***** Data provided *****

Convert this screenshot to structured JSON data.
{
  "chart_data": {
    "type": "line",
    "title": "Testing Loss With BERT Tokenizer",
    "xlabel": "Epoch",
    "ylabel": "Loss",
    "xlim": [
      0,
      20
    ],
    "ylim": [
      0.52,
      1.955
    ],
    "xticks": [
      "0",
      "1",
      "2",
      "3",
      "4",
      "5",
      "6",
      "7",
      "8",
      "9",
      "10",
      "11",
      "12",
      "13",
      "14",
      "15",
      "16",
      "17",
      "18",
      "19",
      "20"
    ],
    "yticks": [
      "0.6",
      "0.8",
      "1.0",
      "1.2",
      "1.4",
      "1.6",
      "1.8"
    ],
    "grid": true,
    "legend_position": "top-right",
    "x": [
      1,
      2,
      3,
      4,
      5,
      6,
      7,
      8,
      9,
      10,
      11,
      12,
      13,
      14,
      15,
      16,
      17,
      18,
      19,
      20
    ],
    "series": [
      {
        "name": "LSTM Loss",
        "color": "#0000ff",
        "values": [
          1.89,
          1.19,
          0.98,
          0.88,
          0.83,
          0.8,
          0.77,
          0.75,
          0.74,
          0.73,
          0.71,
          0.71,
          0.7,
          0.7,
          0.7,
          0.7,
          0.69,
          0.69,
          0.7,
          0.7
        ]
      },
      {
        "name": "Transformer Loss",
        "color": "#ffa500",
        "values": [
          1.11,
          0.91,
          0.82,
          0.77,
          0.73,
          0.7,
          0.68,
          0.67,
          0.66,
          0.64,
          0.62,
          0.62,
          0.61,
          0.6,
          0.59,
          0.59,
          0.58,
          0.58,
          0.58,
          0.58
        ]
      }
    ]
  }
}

*****

**Objective:** Look through the data and show every line containing "name".

**Answer in full:**
        "name": "LSTM Loss",
        "name": "Transformer Loss",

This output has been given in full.